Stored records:
□ □ □ □ □

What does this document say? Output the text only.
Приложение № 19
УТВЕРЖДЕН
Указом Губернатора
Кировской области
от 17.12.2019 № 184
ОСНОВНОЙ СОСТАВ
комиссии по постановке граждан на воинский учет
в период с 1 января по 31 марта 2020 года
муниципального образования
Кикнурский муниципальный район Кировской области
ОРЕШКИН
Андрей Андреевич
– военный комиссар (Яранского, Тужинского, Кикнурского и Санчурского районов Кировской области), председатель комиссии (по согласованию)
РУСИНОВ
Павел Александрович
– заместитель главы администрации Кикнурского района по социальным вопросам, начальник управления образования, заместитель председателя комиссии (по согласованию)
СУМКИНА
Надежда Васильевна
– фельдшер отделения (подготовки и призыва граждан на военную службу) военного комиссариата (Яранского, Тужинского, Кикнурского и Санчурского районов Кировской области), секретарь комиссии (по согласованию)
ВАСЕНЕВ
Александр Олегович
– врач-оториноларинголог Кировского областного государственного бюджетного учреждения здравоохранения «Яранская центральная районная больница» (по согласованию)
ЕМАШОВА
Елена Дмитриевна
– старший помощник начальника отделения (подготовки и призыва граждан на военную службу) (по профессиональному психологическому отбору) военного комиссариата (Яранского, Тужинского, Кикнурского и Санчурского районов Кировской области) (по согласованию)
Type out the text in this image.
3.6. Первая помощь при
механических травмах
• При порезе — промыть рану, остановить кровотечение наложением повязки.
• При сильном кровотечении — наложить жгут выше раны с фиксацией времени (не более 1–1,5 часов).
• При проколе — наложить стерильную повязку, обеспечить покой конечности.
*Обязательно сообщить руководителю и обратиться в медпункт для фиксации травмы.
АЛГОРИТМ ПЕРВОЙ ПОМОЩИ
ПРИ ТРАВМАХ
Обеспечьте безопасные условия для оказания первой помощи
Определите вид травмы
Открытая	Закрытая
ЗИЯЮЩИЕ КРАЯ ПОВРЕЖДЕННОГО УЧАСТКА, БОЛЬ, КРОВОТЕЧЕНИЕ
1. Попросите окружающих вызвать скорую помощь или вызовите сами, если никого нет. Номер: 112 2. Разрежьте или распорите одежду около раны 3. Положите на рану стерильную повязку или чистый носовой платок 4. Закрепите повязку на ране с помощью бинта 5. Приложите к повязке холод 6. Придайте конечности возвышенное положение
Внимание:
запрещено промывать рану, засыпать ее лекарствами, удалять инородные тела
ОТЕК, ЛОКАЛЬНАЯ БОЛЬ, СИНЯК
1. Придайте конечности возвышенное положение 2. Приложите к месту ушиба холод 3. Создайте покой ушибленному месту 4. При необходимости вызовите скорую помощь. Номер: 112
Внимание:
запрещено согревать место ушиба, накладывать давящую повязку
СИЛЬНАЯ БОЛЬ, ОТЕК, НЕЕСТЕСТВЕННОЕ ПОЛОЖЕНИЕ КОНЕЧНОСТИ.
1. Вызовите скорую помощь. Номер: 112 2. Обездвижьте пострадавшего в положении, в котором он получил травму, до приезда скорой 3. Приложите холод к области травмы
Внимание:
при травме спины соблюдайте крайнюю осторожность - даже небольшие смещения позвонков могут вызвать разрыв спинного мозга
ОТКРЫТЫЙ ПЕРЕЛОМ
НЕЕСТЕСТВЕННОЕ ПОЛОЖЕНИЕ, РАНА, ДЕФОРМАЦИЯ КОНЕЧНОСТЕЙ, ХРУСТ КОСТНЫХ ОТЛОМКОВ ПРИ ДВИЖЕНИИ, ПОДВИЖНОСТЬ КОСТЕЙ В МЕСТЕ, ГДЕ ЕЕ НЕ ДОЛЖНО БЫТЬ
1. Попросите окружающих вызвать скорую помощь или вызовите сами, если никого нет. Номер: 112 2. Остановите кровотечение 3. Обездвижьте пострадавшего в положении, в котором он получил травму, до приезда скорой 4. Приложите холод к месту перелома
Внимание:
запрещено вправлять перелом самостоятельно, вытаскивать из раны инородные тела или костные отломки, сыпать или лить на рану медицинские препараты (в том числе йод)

□ □ □ □ □

Check each line of the records above for "положении", and copy those that have it.

1. Вызовите скорую помощь. Номер: 112 2. Обездвижьте пострадавшего в положении, в котором он получил травму, до приезда скорой 3. Приложите холод к области травмы
1. Попросите окружающих вызвать скорую помощь или вызовите сами, если никого нет. Номер: 112 2. Остановите кровотечение 3. Обездвижьте пострадавшего в положении, в котором он получил травму, до приезда скорой 4. Приложите холод к месту перелома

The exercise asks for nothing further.